-- Begin --

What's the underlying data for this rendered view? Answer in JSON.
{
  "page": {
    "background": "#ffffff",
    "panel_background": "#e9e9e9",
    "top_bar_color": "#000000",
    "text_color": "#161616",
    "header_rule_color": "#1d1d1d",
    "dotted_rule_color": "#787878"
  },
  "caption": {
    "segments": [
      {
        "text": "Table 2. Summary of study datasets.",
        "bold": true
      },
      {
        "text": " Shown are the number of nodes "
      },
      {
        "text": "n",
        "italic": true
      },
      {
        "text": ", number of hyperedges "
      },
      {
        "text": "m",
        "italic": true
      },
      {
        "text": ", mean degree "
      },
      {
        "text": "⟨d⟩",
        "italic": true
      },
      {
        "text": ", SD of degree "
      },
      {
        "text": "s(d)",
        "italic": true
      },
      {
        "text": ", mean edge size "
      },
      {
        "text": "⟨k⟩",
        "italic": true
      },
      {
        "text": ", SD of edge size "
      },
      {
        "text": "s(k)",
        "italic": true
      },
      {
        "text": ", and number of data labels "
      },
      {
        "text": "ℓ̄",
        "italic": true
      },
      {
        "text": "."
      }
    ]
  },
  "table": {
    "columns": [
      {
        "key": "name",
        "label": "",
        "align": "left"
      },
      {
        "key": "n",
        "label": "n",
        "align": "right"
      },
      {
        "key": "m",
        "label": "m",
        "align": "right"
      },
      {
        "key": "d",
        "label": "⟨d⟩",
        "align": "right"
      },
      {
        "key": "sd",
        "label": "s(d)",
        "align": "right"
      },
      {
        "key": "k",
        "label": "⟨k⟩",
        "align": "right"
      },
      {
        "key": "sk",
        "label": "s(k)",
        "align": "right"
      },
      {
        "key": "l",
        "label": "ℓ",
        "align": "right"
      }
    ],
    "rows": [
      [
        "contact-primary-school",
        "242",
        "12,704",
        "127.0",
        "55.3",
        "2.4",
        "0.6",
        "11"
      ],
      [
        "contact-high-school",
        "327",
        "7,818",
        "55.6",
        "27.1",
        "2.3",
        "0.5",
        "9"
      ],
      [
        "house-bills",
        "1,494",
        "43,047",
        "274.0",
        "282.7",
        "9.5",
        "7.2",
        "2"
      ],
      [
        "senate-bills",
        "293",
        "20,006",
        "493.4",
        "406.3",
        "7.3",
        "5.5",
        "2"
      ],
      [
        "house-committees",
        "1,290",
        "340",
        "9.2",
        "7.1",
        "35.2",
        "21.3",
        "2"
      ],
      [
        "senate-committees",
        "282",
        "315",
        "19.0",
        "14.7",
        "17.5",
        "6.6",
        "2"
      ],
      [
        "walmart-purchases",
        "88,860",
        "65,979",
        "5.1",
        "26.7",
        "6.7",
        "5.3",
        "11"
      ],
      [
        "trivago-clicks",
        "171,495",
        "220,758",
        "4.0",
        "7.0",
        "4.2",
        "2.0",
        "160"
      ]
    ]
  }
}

-- End --

Pull out every line above that holds the word "committees".

▸ **WRITTEN SOLUTION**:
        "house-committees",
        "senate-committees",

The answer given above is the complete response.